Goal: Copy the lines holding the word "φησιν", all of them.

----

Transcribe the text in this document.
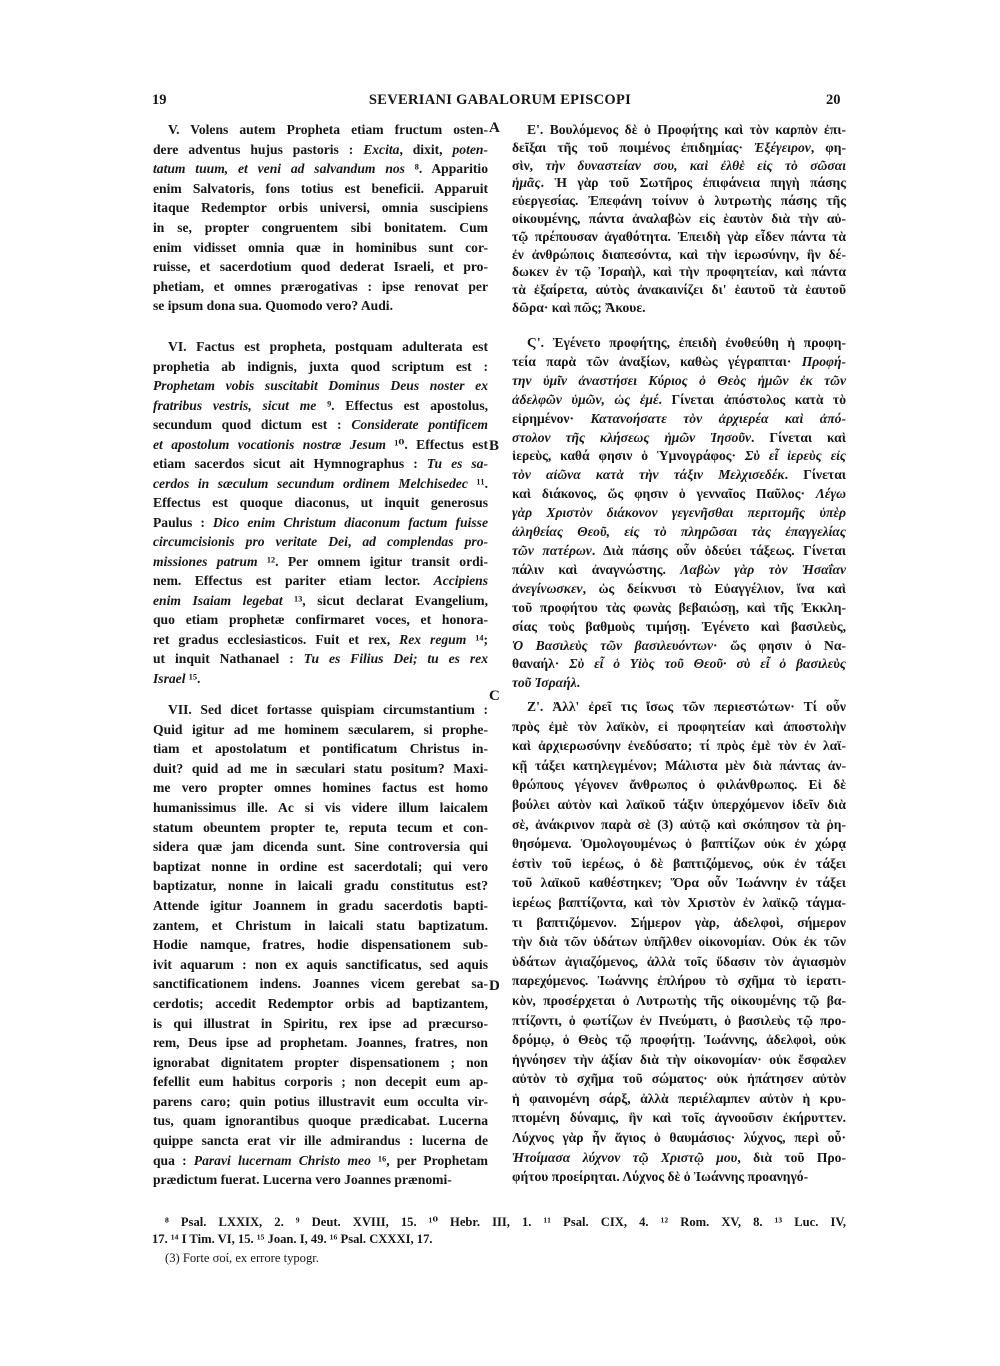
19	SEVERIANI GABALORUM EPISCOPI	20
V. Volens autem Propheta etiam fructum osten-
dere adventus hujus pastoris : Excita, dixit, poten-
tatum tuum, et veni ad salvandum nos ⁸. Apparitio
enim Salvatoris, fons totius est beneficii. Apparuit
itaque Redemptor orbis universi, omnia suscipiens
in se, propter congruentem sibi bonitatem. Cum
enim vidisset omnia quæ in hominibus sunt cor-
ruisse, et sacerdotium quod dederat Israeli, et pro-
phetiam, et omnes prærogativas : ipse renovat per
se ipsum dona sua. Quomodo vero? Audi.
VI. Factus est propheta, postquam adulterata est
prophetia ab indignis, juxta quod scriptum est :
Prophetam vobis suscitabit Dominus Deus noster ex
fratribus vestris, sicut me ⁹. Effectus est apostolus,
secundum quod dictum est : Considerate pontificem
et apostolum vocationis nostræ Jesum ¹⁰. Effectus est
etiam sacerdos sicut ait Hymnographus : Tu es sa-
cerdos in sæculum secundum ordinem Melchisedec ¹¹.
Effectus est quoque diaconus, ut inquit generosus
Paulus : Dico enim Christum diaconum factum fuisse
circumcisionis pro veritate Dei, ad complendas pro-
missiones patrum ¹². Per omnem igitur transit ordi-
nem. Effectus est pariter etiam lector. Accipiens
enim Isaiam legebat ¹³, sicut declarat Evangelium,
quo etiam prophetæ confirmaret voces, et honora-
ret gradus ecclesiasticos. Fuit et rex, Rex regum ¹⁴;
ut inquit Nathanael : Tu es Filius Dei; tu es rex
Israel ¹⁵.
VII. Sed dicet fortasse quispiam circumstantium :
Quid igitur ad me hominem sæcularem, si prophe-
tiam et apostolatum et pontificatum Christus in-
duit? quid ad me in sæculari statu positum? Maxi-
me vero propter omnes homines factus est homo
humanissimus ille. Ac si vis videre illum laicalem
statum obeuntem propter te, reputa tecum et con-
sidera quæ jam dicenda sunt. Sine controversia qui
baptizat nonne in ordine est sacerdotali; qui vero
baptizatur, nonne in laicali gradu constitutus est?
Attende igitur Joannem in gradu sacerdotis bapti-
zantem, et Christum in laicali statu baptizatum.
Hodie namque, fratres, hodie dispensationem sub-
ivit aquarum : non ex aquis sanctificatus, sed aquis
sanctificationem indens. Joannes vicem gerebat sa-
cerdotis; accedit Redemptor orbis ad baptizantem,
is qui illustrat in Spiritu, rex ipse ad præcurso-
rem, Deus ipse ad prophetam. Joannes, fratres, non
ignorabat dignitatem propter dispensationem ; non
fefellit eum habitus corporis ; non decepit eum ap-
parens caro; quin potius illustravit eum occulta vir-
tus, quam ignorantibus quoque prædicabat. Lucerna
quippe sancta erat vir ille admirandus : lucerna de
qua : Paravi lucernam Christo meo ¹⁶, per Prophetam
prædictum fuerat. Lucerna vero Joannes prænomi-
Ε'. Βουλόμενος δὲ ὁ Προφήτης καὶ τὸν καρπὸν ἐπι-
δεῖξαι τῆς τοῦ ποιμένος ἐπιδημίας· Ἐξέγειρον, φη-
σὶν, τὴν δυναστείαν σου, καὶ ἐλθὲ εἰς τὸ σῶσαι
ἡμᾶς. Ἡ γὰρ τοῦ Σωτῆρος ἐπιφάνεια πηγὴ πάσης
εὐεργεσίας. Ἐπεφάνη τοίνυν ὁ λυτρωτὴς πάσης τῆς
οἰκουμένης, πάντα ἀναλαβὼν εἰς ἑαυτὸν διὰ τὴν αὐ-
τῷ πρέπουσαν ἀγαθότητα. Ἐπειδὴ γὰρ εἶδεν πάντα τὰ
ἐν ἀνθρώποις διαπεσόντα, καὶ τὴν ἱερωσύνην, ἣν δέ-
δωκεν ἐν τῷ Ἰσραὴλ, καὶ τὴν προφητείαν, καὶ πάντα
τὰ ἐξαίρετα, αὐτὸς ἀνακαινίζει δι' ἑαυτοῦ τὰ ἑαυτοῦ
δῶρα· καὶ πῶς; Ἄκουε.
Ϛ'. Ἐγένετο προφήτης, ἐπειδὴ ἐνοθεύθη ἡ προφη-
τεία παρὰ τῶν ἀναξίων, καθὼς γέγραπται· Προφή-
την ὑμῖν ἀναστήσει Κύριος ὁ Θεὸς ἡμῶν ἐκ τῶν
ἀδελφῶν ὑμῶν, ὡς ἐμέ. Γίνεται ἀπόστολος κατὰ τὸ
εἰρημένον· Κατανοήσατε τὸν ἀρχιερέα καὶ ἀπό-
στολον τῆς κλήσεως ἡμῶν Ἰησοῦν. Γίνεται καὶ
ἱερεὺς, καθά φησιν ὁ Ὑμνογράφος· Σὺ εἶ ἱερεὺς εἰς
τὸν αἰῶνα κατὰ τὴν τάξιν Μελχισεδέκ. Γίνεται
καὶ διάκονος, ὥς φησιν ὁ γενναῖος Παῦλος· Λέγω
γὰρ Χριστὸν διάκονον γεγενῆσθαι περιτομῆς ὑπὲρ
ἀληθείας Θεοῦ, εἰς τὸ πληρῶσαι τὰς ἐπαγγελίας
τῶν πατέρων. Διὰ πάσης οὖν ὁδεύει τάξεως. Γίνεται
πάλιν καὶ ἀναγνώστης. Λαβὼν γὰρ τὸν Ἡσαΐαν
ἀνεγίνωσκεν, ὡς δείκνυσι τὸ Εὐαγγέλιον, ἵνα καὶ
τοῦ προφήτου τὰς φωνὰς βεβαιώσῃ, καὶ τῆς Ἐκκλη-
σίας τοὺς βαθμοὺς τιμήσῃ. Ἐγένετο καὶ βασιλεὺς,
Ὁ Βασιλεὺς τῶν βασιλευόντων· ὥς φησιν ὁ Να-
θαναήλ· Σὺ εἶ ὁ Υἱὸς τοῦ Θεοῦ· σὺ εἶ ὁ βασιλεὺς
τοῦ Ἰσραήλ.
Ζ'. Ἀλλ' ἐρεῖ τις ἴσως τῶν περιεστώτων· Τί οὖν
πρὸς ἐμὲ τὸν λαϊκὸν, εἰ προφητείαν καὶ ἀποστολὴν
καὶ ἀρχιερωσύνην ἐνεδύσατο; τί πρὸς ἐμὲ τὸν ἐν λαϊ-
κῇ τάξει κατηλεγμένον; Μάλιστα μὲν διὰ πάντας ἀν-
θρώπους γέγονεν ἄνθρωπος ὁ φιλάνθρωπος. Εἰ δὲ
βούλει αὐτὸν καὶ λαϊκοῦ τάξιν ὑπερχόμενον ἰδεῖν διὰ
σὲ, ἀνάκρινον παρὰ σὲ (3) αὐτῷ καὶ σκόπησον τὰ ῥη-
θησόμενα. Ὁμολογουμένως ὁ βαπτίζων οὐκ ἐν χώρᾳ
ἐστὶν τοῦ ἱερέως, ὁ δὲ βαπτιζόμενος, οὐκ ἐν τάξει
τοῦ λαϊκοῦ καθέστηκεν; Ὅρα οὖν Ἰωάννην ἐν τάξει
ἱερέως βαπτίζοντα, καὶ τὸν Χριστὸν ἐν λαϊκῷ τάγμα-
τι βαπτιζόμενον. Σήμερον γὰρ, ἀδελφοὶ, σήμερον
τὴν διὰ τῶν ὑδάτων ὑπῆλθεν οἰκονομίαν. Οὐκ ἐκ τῶν
ὑδάτων ἁγιαζόμενος, ἀλλὰ τοῖς ὕδασιν τὸν ἁγιασμὸν
παρεχόμενος. Ἰωάννης ἐπλήρου τὸ σχῆμα τὸ ἱερατι-
κὸν, προσέρχεται ὁ Λυτρωτὴς τῆς οἰκουμένης τῷ βα-
πτίζοντι, ὁ φωτίζων ἐν Πνεύματι, ὁ βασιλεὺς τῷ προ-
δρόμῳ, ὁ Θεὸς τῷ προφήτῃ. Ἰωάννης, ἀδελφοὶ, οὐκ
ἠγνόησεν τὴν ἀξίαν διὰ τὴν οἰκονομίαν· οὐκ ἔσφαλεν
αὐτὸν τὸ σχῆμα τοῦ σώματος· οὐκ ἠπάτησεν αὐτὸν
ἡ φαινομένη σάρξ, ἀλλὰ περιέλαμπεν αὐτὸν ἡ κρυ-
πτομένη δύναμις, ἣν καὶ τοῖς ἀγνοοῦσιν ἐκήρυττεν.
Λύχνος γὰρ ἦν ἅγιος ὁ θαυμάσιος· λύχνος, περὶ οὗ·
Ἡτοίμασα λύχνον τῷ Χριστῷ μου, διὰ τοῦ Προ-
φήτου προείρηται. Λύχνος δὲ ὁ Ἰωάννης προανηγό-
A
B
C
D
⁸ Psal. LXXIX, 2. ⁹ Deut. XVIII, 15. ¹⁰ Hebr. III, 1. ¹¹ Psal. CIX, 4. ¹² Rom. XV, 8. ¹³ Luc. IV,
17. ¹⁴ I Tim. VI, 15. ¹⁵ Joan. I, 49. ¹⁶ Psal. CXXXI, 17.
(3) Forte σοί, ex errore typogr.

----

Final result:
ἱερεὺς, καθά φησιν ὁ Ὑμνογράφος· Σὺ εἶ ἱερεὺς εἰς
καὶ διάκονος, ὥς φησιν ὁ γενναῖος Παῦλος· Λέγω
Ὁ Βασιλεὺς τῶν βασιλευόντων· ὥς φησιν ὁ Να-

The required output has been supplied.